* Provided records:
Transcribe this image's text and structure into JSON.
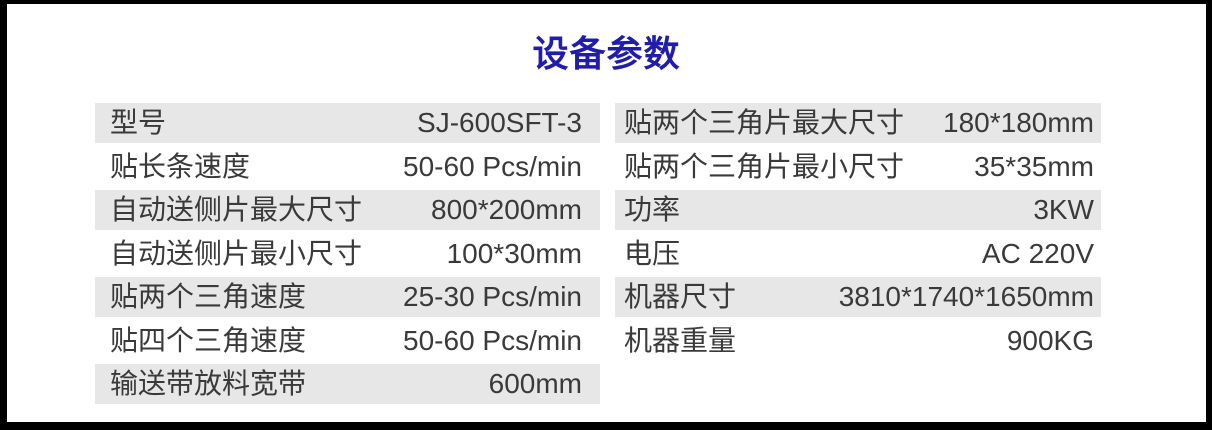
{
  "header": {
    "title": "设备参数",
    "title_color": "#211caa"
  },
  "colors": {
    "row_stripe": "#e7e7e7",
    "text": "#3a3a3a",
    "frame": "#000000"
  },
  "spec_table": {
    "left_column": {
      "rows": [
        {
          "label": "型号",
          "value": "SJ-600SFT-3"
        },
        {
          "label": "贴长条速度",
          "value": "50-60 Pcs/min"
        },
        {
          "label": "自动送侧片最大尺寸",
          "value": "800*200mm"
        },
        {
          "label": "自动送侧片最小尺寸",
          "value": "100*30mm"
        },
        {
          "label": "贴两个三角速度",
          "value": "25-30 Pcs/min"
        },
        {
          "label": "贴四个三角速度",
          "value": "50-60 Pcs/min"
        },
        {
          "label": "输送带放料宽带",
          "value": "600mm"
        }
      ]
    },
    "right_column": {
      "rows": [
        {
          "label": "贴两个三角片最大尺寸",
          "value": "180*180mm"
        },
        {
          "label": "贴两个三角片最小尺寸",
          "value": "35*35mm"
        },
        {
          "label": "功率",
          "value": "3KW"
        },
        {
          "label": "电压",
          "value": "AC 220V"
        },
        {
          "label": "机器尺寸",
          "value": "3810*1740*1650mm"
        },
        {
          "label": "机器重量",
          "value": "900KG"
        }
      ]
    }
  }
}
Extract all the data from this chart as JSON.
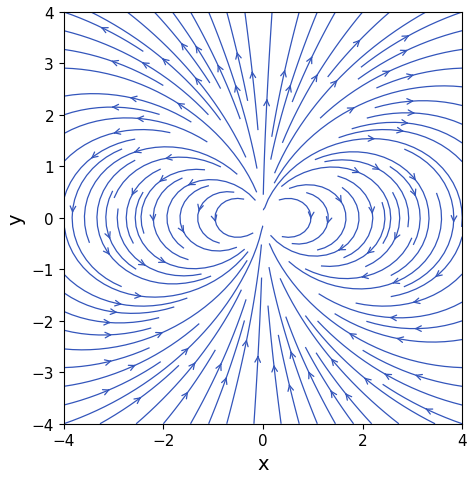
{
  "xlim": [
    -4,
    4
  ],
  "ylim": [
    -4,
    4
  ],
  "xlabel": "x",
  "ylabel": "y",
  "line_color": "#3355bb",
  "background_color": "#ffffff",
  "density": 1.5,
  "figsize": [
    4.74,
    4.81
  ],
  "dpi": 100,
  "xlabel_fontsize": 14,
  "ylabel_fontsize": 14,
  "tick_fontsize": 11,
  "pole_y": 0.0,
  "pole_separation": 0.3,
  "linewidth": 0.9,
  "arrowsize": 1.0
}
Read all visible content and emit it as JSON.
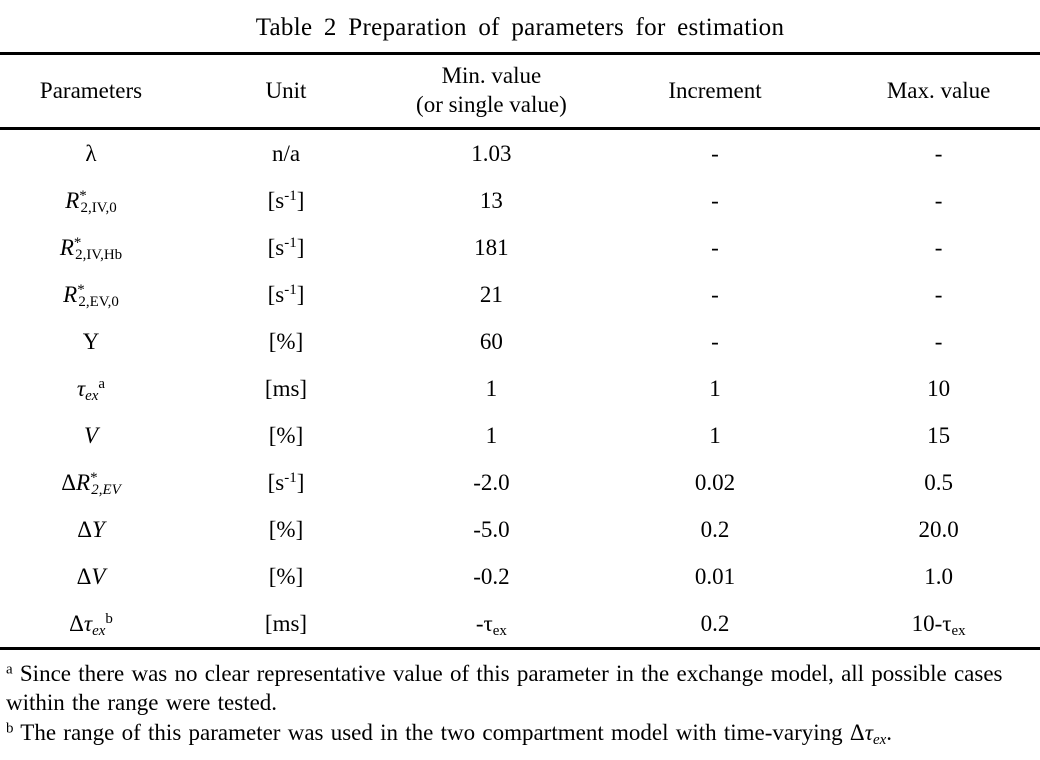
{
  "title": "Table 2 Preparation of parameters for estimation",
  "columns": {
    "parameters": "Parameters",
    "unit": "Unit",
    "min_line1": "Min. value",
    "min_line2": "(or single value)",
    "increment": "Increment",
    "max": "Max. value"
  },
  "rows": [
    {
      "param": [
        {
          "t": "λ"
        }
      ],
      "unit": [
        {
          "t": "n/a"
        }
      ],
      "min": [
        {
          "t": "1.03"
        }
      ],
      "inc": [
        {
          "t": "-"
        }
      ],
      "max": [
        {
          "t": "-"
        }
      ]
    },
    {
      "param": [
        {
          "t": "R",
          "i": true
        },
        {
          "t": "*",
          "pos": "sup"
        },
        {
          "t": "2,IV,0",
          "pos": "sub"
        }
      ],
      "unit": [
        {
          "t": "[s"
        },
        {
          "t": "-1",
          "pos": "sup"
        },
        {
          "t": "]"
        }
      ],
      "min": [
        {
          "t": "13"
        }
      ],
      "inc": [
        {
          "t": "-"
        }
      ],
      "max": [
        {
          "t": "-"
        }
      ]
    },
    {
      "param": [
        {
          "t": "R",
          "i": true
        },
        {
          "t": "*",
          "pos": "sup"
        },
        {
          "t": "2,IV,Hb",
          "pos": "sub"
        }
      ],
      "unit": [
        {
          "t": "[s"
        },
        {
          "t": "-1",
          "pos": "sup"
        },
        {
          "t": "]"
        }
      ],
      "min": [
        {
          "t": "181"
        }
      ],
      "inc": [
        {
          "t": "-"
        }
      ],
      "max": [
        {
          "t": "-"
        }
      ]
    },
    {
      "param": [
        {
          "t": "R",
          "i": true
        },
        {
          "t": "*",
          "pos": "sup"
        },
        {
          "t": "2,EV,0",
          "pos": "sub"
        }
      ],
      "unit": [
        {
          "t": "[s"
        },
        {
          "t": "-1",
          "pos": "sup"
        },
        {
          "t": "]"
        }
      ],
      "min": [
        {
          "t": "21"
        }
      ],
      "inc": [
        {
          "t": "-"
        }
      ],
      "max": [
        {
          "t": "-"
        }
      ]
    },
    {
      "param": [
        {
          "t": "Y"
        }
      ],
      "unit": [
        {
          "t": "[%]"
        }
      ],
      "min": [
        {
          "t": "60"
        }
      ],
      "inc": [
        {
          "t": "-"
        }
      ],
      "max": [
        {
          "t": "-"
        }
      ]
    },
    {
      "param": [
        {
          "t": "τ",
          "i": true
        },
        {
          "t": "ex",
          "pos": "sub",
          "i": true
        },
        {
          "t": "a",
          "pos": "sup"
        }
      ],
      "unit": [
        {
          "t": "[ms]"
        }
      ],
      "min": [
        {
          "t": "1"
        }
      ],
      "inc": [
        {
          "t": "1"
        }
      ],
      "max": [
        {
          "t": "10"
        }
      ]
    },
    {
      "param": [
        {
          "t": "V",
          "i": true
        }
      ],
      "unit": [
        {
          "t": "[%]"
        }
      ],
      "min": [
        {
          "t": "1"
        }
      ],
      "inc": [
        {
          "t": "1"
        }
      ],
      "max": [
        {
          "t": "15"
        }
      ]
    },
    {
      "param": [
        {
          "t": "Δ"
        },
        {
          "t": "R",
          "i": true
        },
        {
          "t": "*",
          "pos": "sup"
        },
        {
          "t": "2,EV",
          "pos": "sub",
          "i": true
        }
      ],
      "unit": [
        {
          "t": "[s"
        },
        {
          "t": "-1",
          "pos": "sup"
        },
        {
          "t": "]"
        }
      ],
      "min": [
        {
          "t": "-2.0"
        }
      ],
      "inc": [
        {
          "t": "0.02"
        }
      ],
      "max": [
        {
          "t": "0.5"
        }
      ]
    },
    {
      "param": [
        {
          "t": "Δ"
        },
        {
          "t": "Y",
          "i": true
        }
      ],
      "unit": [
        {
          "t": "[%]"
        }
      ],
      "min": [
        {
          "t": "-5.0"
        }
      ],
      "inc": [
        {
          "t": "0.2"
        }
      ],
      "max": [
        {
          "t": "20.0"
        }
      ]
    },
    {
      "param": [
        {
          "t": "Δ"
        },
        {
          "t": "V",
          "i": true
        }
      ],
      "unit": [
        {
          "t": "[%]"
        }
      ],
      "min": [
        {
          "t": "-0.2"
        }
      ],
      "inc": [
        {
          "t": "0.01"
        }
      ],
      "max": [
        {
          "t": "1.0"
        }
      ]
    },
    {
      "param": [
        {
          "t": "Δ"
        },
        {
          "t": "τ",
          "i": true
        },
        {
          "t": "ex",
          "pos": "sub",
          "i": true
        },
        {
          "t": "b",
          "pos": "sup"
        }
      ],
      "unit": [
        {
          "t": "[ms]"
        }
      ],
      "min": [
        {
          "t": "-τ"
        },
        {
          "t": "ex",
          "pos": "sub"
        }
      ],
      "inc": [
        {
          "t": "0.2"
        }
      ],
      "max": [
        {
          "t": "10-τ"
        },
        {
          "t": "ex",
          "pos": "sub"
        }
      ]
    }
  ],
  "footnotes": [
    [
      {
        "t": "a",
        "pos": "sup"
      },
      {
        "t": " Since there was no clear representative value of this parameter in the exchange model, all possible cases within the range were tested."
      }
    ],
    [
      {
        "t": "b",
        "pos": "sup"
      },
      {
        "t": " The range of this parameter was used in the two compartment model with time-varying "
      },
      {
        "t": "Δ"
      },
      {
        "t": "τ",
        "i": true
      },
      {
        "t": "ex",
        "pos": "sub",
        "i": true
      },
      {
        "t": "."
      }
    ]
  ]
}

* Exercise goal:
The word "JSON" may appear on some lines. Report how many lines hold it, giving the number alone.

* Expected output:
3